> _Passage_:

++++

I am switching from sp to sf but have some analysis which uses kernelUD from adehabitatHR which requires my data to be SpatialPoints. Is there an equivalent which does not use sp, perhaps instead using sf or a regular dataframe, which offers similar bandwidth options?
A snippet of my original code using Genetta genetta as an example:
library(adehabitatHR)
G_genetta <- as.data.frame(matrix(c(0.5519758, 0.27524548,
0.5725632, 0.12309273,
0.5547747, 0.06100429,
0.6110925, 0.16211416,
0.5951087, 0.09316814,
0.5333567, 0.11673812,
0.5855461, 0.11170616,
0.5221387, 0.11061583,
0.5848452, 0.17213175),
ncol = 2, byrow = TRUE))
mask_xy_grid <- expand.grid(x = seq(0.01, 1, by = 0.01), y = seq(0.01, 1, by = 0.01))
coordinates(mask_xy_grid) <- ~ x + y
gridded(mask_xy_grid) <- TRUE
ade_G_genetta <- kernelUD(SpatialPoints(G_genetta),
h = "href",
grid = mask_xy_grid,
kern = "bivnorm")
plot(ade_G_genetta)
I am aware of the ks package which I could use as follows:
library(ks)

++++

[Dataset listing]
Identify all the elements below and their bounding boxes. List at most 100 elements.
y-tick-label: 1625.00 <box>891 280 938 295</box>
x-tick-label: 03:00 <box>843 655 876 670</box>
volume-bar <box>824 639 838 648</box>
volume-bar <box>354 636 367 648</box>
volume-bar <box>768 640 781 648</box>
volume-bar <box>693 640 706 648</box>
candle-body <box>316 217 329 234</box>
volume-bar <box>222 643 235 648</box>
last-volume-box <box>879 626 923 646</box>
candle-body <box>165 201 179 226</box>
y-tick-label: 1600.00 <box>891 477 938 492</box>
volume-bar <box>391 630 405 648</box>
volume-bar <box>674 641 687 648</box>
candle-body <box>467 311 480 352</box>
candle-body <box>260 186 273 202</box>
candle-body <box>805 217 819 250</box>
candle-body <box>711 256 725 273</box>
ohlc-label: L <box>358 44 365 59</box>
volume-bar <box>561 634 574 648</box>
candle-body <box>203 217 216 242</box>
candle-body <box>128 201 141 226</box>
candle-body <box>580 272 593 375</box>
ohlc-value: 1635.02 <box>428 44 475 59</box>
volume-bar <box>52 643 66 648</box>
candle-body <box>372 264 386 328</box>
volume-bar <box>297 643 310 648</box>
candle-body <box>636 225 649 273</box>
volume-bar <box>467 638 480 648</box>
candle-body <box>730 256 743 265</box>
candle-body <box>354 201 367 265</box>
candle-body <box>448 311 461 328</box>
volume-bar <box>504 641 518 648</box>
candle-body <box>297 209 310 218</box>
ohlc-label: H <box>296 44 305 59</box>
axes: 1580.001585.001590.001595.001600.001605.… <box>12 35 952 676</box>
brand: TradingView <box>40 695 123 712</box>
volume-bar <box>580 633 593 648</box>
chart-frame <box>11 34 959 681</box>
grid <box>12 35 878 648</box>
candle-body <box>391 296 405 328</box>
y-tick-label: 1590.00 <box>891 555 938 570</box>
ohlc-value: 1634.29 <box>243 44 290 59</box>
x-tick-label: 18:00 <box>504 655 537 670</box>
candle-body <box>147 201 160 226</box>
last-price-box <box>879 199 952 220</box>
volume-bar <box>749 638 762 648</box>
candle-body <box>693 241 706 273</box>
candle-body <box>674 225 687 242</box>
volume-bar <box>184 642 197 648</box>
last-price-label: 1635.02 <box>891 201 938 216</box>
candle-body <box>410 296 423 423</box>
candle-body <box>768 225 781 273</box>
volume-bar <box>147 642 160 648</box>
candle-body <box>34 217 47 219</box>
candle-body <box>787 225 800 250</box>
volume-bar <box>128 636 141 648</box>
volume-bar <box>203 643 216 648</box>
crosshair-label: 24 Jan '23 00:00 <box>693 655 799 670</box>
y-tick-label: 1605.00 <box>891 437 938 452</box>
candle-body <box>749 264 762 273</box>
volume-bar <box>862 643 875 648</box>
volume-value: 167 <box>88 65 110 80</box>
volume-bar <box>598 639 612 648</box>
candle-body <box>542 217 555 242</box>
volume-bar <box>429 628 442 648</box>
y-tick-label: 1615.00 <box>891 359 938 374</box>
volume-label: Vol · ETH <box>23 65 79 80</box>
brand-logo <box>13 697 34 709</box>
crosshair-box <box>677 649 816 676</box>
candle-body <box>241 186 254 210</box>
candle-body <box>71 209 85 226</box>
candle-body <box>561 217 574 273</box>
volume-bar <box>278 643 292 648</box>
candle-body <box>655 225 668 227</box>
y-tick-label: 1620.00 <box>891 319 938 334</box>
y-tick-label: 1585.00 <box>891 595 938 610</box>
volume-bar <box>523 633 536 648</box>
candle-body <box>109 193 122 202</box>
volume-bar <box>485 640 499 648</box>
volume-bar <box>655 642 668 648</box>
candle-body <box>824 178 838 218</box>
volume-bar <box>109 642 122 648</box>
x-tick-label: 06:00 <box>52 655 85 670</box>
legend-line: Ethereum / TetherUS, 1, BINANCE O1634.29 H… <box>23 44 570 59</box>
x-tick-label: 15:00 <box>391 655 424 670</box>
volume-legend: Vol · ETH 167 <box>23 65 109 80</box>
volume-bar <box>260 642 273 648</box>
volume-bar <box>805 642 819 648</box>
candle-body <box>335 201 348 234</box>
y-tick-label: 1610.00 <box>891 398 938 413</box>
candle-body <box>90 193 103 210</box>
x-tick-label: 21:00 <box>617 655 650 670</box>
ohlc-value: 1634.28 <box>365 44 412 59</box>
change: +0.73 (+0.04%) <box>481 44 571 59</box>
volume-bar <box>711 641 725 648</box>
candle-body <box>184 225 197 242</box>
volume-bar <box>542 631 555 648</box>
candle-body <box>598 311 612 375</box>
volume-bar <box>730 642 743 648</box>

++++

> _Tasks_:
1. In the post about replacing kernelUD, why is the writer looking for an alternative to kernelUD? Answer in one to three sentences.
2. Decide whether each statement agrees with the post about replacing kernelUD. Answer yes or no for each, and quote the deciding words from the post.
(a) The example code uses Genetta genetta.
(b) The grid in the snippet has a spacing of 0.1.
(c) The kernel in the kernelUD call is set to "bivnorm".
3. Pick up the post about replacing kernelUD after its last line and keep writing it.
The dataset listing is not needed for any of these tasks.

> _Numbered answers_:
1. The writer is moving from sp to sf. kernelUD from adehabitatHR needs the data to be SpatialPoints, which is an sp format. The writer therefore wants an equivalent that works with sf or a regular dataframe and has similar bandwidth options.

2.
(a) Yes: "using Genetta genetta as an example"
(b) No: "by = 0.01"
(c) Yes: kern = "bivnorm"

3.
mask_xy <- as.data.frame(expand.grid(x = seq(0.01, 1, by = 0.01), y = seq(0.01, 1, by = 0.01)))
kde_G_genetta <- kde(G_genetta,
eval.points = mask_xy)
# lazily get comparable plot
kde_G_genetta <- SpatialPixelsDataFrame(points = kde_G_genetta$eval.points,
data = data.frame(est = kde_G_genetta$estimate))
plot(kde_G_genetta)
but this doesn't offer the same bandwidth options as kernelUD. I particularly don't understand why kernelUD takes a single scalar value for "h" whereas kde takes a matrix when they are both applied to a multivariate problem. kde also doesn't seem to cope well with limited sampling points, e.g. Alcelaphus buselaphus which gives the error:
Error in chol.default(S) :
the leading minor of order 2 is not positive definite
A_buselaphus <- as.data.frame(matrix(c(0.5109837, 0.1247711,
0.5109837, 0.1247711,
0.5893287, 0.1613403,
0.5893287, 0.1613403,
0.5893287, 0.1613403),
ncol = 2, byrow = TRUE))
# using kernelUD
ade_A_buselaphus <- kernelUD(SpatialPoints(A_buselaphus),
h = "href",
grid = mask_xy_grid,
kern = "bivnorm")
plot(ade_A_buselaphus)
# using kde
kde_A_buselaphus <- kde(A_buselaphus,
eval.points = mask_xy)
# lazily get comparable plot
kde_A_buselaphus <- SpatialPixelsDataFrame(points = kde_A_buselaphus$eval.points,
data = data.frame(est = kde_A_buselaphus$estimate))
plot(kde_A_buselaphus)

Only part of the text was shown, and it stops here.